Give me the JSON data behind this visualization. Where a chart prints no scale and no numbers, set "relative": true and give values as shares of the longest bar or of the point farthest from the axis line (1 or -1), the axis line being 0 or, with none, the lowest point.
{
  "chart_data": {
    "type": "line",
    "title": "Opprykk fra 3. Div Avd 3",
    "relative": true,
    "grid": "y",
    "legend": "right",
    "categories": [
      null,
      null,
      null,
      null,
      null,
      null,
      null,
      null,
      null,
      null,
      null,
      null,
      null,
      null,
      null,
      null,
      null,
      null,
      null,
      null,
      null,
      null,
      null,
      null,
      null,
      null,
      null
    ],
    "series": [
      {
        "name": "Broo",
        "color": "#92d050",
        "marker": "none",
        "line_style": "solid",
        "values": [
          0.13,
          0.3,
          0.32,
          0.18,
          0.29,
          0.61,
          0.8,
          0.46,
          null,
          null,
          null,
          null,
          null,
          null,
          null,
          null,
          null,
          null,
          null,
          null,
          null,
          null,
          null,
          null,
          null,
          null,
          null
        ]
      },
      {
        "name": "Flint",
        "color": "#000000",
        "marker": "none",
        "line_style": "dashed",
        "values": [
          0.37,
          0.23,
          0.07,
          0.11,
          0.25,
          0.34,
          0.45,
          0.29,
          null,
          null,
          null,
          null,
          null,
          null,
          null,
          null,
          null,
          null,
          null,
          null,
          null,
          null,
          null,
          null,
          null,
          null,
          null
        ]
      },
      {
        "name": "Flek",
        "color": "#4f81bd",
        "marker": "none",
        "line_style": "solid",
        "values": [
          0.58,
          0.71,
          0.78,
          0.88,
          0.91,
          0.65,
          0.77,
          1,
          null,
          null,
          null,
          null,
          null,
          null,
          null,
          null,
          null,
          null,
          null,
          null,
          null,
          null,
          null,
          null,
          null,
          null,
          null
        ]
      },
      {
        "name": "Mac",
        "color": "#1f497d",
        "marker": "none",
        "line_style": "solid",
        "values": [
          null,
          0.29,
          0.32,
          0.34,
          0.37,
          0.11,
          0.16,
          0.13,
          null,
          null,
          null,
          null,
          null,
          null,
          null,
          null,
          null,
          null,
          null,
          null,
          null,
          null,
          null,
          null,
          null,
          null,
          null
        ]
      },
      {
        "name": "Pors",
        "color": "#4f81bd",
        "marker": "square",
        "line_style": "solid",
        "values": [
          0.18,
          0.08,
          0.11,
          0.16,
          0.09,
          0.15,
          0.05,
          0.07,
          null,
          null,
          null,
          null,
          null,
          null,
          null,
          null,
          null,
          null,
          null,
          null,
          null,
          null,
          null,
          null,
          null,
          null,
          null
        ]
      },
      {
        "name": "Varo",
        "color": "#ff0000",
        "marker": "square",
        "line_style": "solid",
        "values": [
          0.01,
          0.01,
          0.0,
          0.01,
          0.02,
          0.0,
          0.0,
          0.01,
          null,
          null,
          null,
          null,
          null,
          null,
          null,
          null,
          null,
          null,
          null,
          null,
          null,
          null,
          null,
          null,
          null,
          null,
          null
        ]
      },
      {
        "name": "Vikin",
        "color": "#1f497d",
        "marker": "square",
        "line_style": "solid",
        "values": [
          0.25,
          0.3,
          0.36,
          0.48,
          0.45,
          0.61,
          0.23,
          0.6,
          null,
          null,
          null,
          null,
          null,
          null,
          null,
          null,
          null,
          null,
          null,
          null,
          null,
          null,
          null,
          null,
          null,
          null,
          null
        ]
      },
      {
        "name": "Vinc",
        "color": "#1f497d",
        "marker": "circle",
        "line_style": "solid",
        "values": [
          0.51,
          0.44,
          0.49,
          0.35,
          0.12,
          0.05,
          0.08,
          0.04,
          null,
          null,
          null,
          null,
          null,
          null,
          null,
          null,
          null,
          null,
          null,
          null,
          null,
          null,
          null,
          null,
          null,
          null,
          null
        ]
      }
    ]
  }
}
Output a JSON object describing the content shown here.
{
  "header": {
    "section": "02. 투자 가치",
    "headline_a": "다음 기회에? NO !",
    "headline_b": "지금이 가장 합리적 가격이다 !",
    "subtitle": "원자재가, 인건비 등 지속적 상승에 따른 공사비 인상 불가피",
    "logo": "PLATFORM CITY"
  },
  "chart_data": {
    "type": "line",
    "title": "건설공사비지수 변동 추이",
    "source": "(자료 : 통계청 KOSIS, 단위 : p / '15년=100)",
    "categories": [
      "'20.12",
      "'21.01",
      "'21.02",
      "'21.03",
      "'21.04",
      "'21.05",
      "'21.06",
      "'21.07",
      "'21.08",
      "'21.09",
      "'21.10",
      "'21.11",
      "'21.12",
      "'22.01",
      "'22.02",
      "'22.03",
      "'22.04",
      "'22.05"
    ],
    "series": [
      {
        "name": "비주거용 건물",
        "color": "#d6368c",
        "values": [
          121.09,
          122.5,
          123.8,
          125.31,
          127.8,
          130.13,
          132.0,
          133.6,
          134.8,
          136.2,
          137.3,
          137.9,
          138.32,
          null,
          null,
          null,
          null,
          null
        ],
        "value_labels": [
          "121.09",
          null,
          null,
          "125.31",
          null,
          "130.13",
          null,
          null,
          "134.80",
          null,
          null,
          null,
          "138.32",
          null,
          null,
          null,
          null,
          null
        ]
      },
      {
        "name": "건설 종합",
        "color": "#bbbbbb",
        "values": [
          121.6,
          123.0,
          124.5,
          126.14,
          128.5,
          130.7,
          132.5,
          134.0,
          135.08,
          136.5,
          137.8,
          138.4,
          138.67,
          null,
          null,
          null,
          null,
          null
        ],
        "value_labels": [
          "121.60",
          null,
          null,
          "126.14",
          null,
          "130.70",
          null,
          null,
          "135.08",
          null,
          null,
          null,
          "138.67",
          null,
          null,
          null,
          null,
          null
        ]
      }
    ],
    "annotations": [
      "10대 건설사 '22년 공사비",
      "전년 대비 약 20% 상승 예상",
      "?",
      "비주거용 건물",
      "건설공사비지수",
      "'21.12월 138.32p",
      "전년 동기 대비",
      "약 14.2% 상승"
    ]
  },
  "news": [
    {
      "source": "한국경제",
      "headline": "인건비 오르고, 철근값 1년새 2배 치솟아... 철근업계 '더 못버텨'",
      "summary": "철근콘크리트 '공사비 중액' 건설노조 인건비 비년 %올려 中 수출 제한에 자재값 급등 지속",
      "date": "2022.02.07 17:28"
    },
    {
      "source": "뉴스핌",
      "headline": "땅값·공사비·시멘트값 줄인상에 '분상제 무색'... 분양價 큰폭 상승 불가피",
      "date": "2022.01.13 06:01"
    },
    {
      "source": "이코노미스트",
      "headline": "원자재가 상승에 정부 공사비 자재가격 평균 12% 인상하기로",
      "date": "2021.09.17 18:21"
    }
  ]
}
● ● ●
• [Problem statement]: From the records above, extract every entry verbatim.

• [Result for this exercise]:
Give me the JSON data behind this visualization. Where a chart prints no scale and no numbers, set "relative": true and give values as shares of the longest bar or of the point farthest from the axis line (1 or -1), the axis line being 0 or, with none, the lowest point.
{
  "chart_data": {
    "type": "line",
    "title": "Opprykk fra 3. Div Avd 3",
    "relative": true,
    "grid": "y",
    "legend": "right",
    "categories": [
      null,
      null,
      null,
      null,
      null,
      null,
      null,
      null,
      null,
      null,
      null,
      null,
      null,
      null,
      null,
      null,
      null,
      null,
      null,
      null,
      null,
      null,
      null,
      null,
      null,
      null,
      null
    ],
    "series": [
      {
        "name": "Broo",
        "color": "#92d050",
        "marker": "none",
        "line_style": "solid",
        "values": [
          0.13,
          0.3,
          0.32,
          0.18,
          0.29,
          0.61,
          0.8,
          0.46,
          null,
          null,
          null,
          null,
          null,
          null,
          null,
          null,
          null,
          null,
          null,
          null,
          null,
          null,
          null,
          null,
          null,
          null,
          null
        ]
      },
      {
        "name": "Flint",
        "color": "#000000",
        "marker": "none",
        "line_style": "dashed",
        "values": [
          0.37,
          0.23,
          0.07,
          0.11,
          0.25,
          0.34,
          0.45,
          0.29,
          null,
          null,
          null,
          null,
          null,
          null,
          null,
          null,
          null,
          null,
          null,
          null,
          null,
          null,
          null,
          null,
          null,
          null,
          null
        ]
      },
      {
        "name": "Flek",
        "color": "#4f81bd",
        "marker": "none",
        "line_style": "solid",
        "values": [
          0.58,
          0.71,
          0.78,
          0.88,
          0.91,
          0.65,
          0.77,
          1,
          null,
          null,
          null,
          null,
          null,
          null,
          null,
          null,
          null,
          null,
          null,
          null,
          null,
          null,
          null,
          null,
          null,
          null,
          null
        ]
      },
      {
        "name": "Mac",
        "color": "#1f497d",
        "marker": "none",
        "line_style": "solid",
        "values": [
          null,
          0.29,
          0.32,
          0.34,
          0.37,
          0.11,
          0.16,
          0.13,
          null,
          null,
          null,
          null,
          null,
          null,
          null,
          null,
          null,
          null,
          null,
          null,
          null,
          null,
          null,
          null,
          null,
          null,
          null
        ]
      },
      {
        "name": "Pors",
        "color": "#4f81bd",
        "marker": "square",
        "line_style": "solid",
        "values": [
          0.18,
          0.08,
          0.11,
          0.16,
          0.09,
          0.15,
          0.05,
          0.07,
          null,
          null,
          null,
          null,
          null,
          null,
          null,
          null,
          null,
          null,
          null,
          null,
          null,
          null,
          null,
          null,
          null,
          null,
          null
        ]
      },
      {
        "name": "Varo",
        "color": "#ff0000",
        "marker": "square",
        "line_style": "solid",
        "values": [
          0.01,
          0.01,
          0.0,
          0.01,
          0.02,
          0.0,
          0.0,
          0.01,
          null,
          null,
          null,
          null,
          null,
          null,
          null,
          null,
          null,
          null,
          null,
          null,
          null,
          null,
          null,
          null,
          null,
          null,
          null
        ]
      },
      {
        "name": "Vikin",
        "color": "#1f497d",
        "marker": "square",
        "line_style": "solid",
        "values": [
          0.25,
          0.3,
          0.36,
          0.48,
          0.45,
          0.61,
          0.23,
          0.6,
          null,
          null,
          null,
          null,
          null,
          null,
          null,
          null,
          null,
          null,
          null,
          null,
          null,
          null,
          null,
          null,
          null,
          null,
          null
        ]
      },
      {
        "name": "Vinc",
        "color": "#1f497d",
        "marker": "circle",
        "line_style": "solid",
        "values": [
          0.51,
          0.44,
          0.49,
          0.35,
          0.12,
          0.05,
          0.08,
          0.04,
          null,
          null,
          null,
          null,
          null,
          null,
          null,
          null,
          null,
          null,
          null,
          null,
          null,
          null,
          null,
          null,
          null,
          null,
          null
        ]
      }
    ]
  }
}
Output a JSON object describing the content shown here.
{
  "header": {
    "section": "02. 투자 가치",
    "headline_a": "다음 기회에? NO !",
    "headline_b": "지금이 가장 합리적 가격이다 !",
    "subtitle": "원자재가, 인건비 등 지속적 상승에 따른 공사비 인상 불가피",
    "logo": "PLATFORM CITY"
  },
  "chart_data": {
    "type": "line",
    "title": "건설공사비지수 변동 추이",
    "source": "(자료 : 통계청 KOSIS, 단위 : p / '15년=100)",
    "categories": [
      "'20.12",
      "'21.01",
      "'21.02",
      "'21.03",
      "'21.04",
      "'21.05",
      "'21.06",
      "'21.07",
      "'21.08",
      "'21.09",
      "'21.10",
      "'21.11",
      "'21.12",
      "'22.01",
      "'22.02",
      "'22.03",
      "'22.04",
      "'22.05"
    ],
    "series": [
      {
        "name": "비주거용 건물",
        "color": "#d6368c",
        "values": [
          121.09,
          122.5,
          123.8,
          125.31,
          127.8,
          130.13,
          132.0,
          133.6,
          134.8,
          136.2,
          137.3,
          137.9,
          138.32,
          null,
          null,
          null,
          null,
          null
        ],
        "value_labels": [
          "121.09",
          null,
          null,
          "125.31",
          null,
          "130.13",
          null,
          null,
          "134.80",
          null,
          null,
          null,
          "138.32",
          null,
          null,
          null,
          null,
          null
        ]
      },
      {
        "name": "건설 종합",
        "color": "#bbbbbb",
        "values": [
          121.6,
          123.0,
          124.5,
          126.14,
          128.5,
          130.7,
          132.5,
          134.0,
          135.08,
          136.5,
          137.8,
          138.4,
          138.67,
          null,
          null,
          null,
          null,
          null
        ],
        "value_labels": [
          "121.60",
          null,
          null,
          "126.14",
          null,
          "130.70",
          null,
          null,
          "135.08",
          null,
          null,
          null,
          "138.67",
          null,
          null,
          null,
          null,
          null
        ]
      }
    ],
    "annotations": [
      "10대 건설사 '22년 공사비",
      "전년 대비 약 20% 상승 예상",
      "?",
      "비주거용 건물",
      "건설공사비지수",
      "'21.12월 138.32p",
      "전년 동기 대비",
      "약 14.2% 상승"
    ]
  },
  "news": [
    {
      "source": "한국경제",
      "headline": "인건비 오르고, 철근값 1년새 2배 치솟아... 철근업계 '더 못버텨'",
      "summary": "철근콘크리트 '공사비 중액' 건설노조 인건비 비년 %올려 中 수출 제한에 자재값 급등 지속",
      "date": "2022.02.07 17:28"
    },
    {
      "source": "뉴스핌",
      "headline": "땅값·공사비·시멘트값 줄인상에 '분상제 무색'... 분양價 큰폭 상승 불가피",
      "date": "2022.01.13 06:01"
    },
    {
      "source": "이코노미스트",
      "headline": "원자재가 상승에 정부 공사비 자재가격 평균 12% 인상하기로",
      "date": "2021.09.17 18:21"
    }
  ]
}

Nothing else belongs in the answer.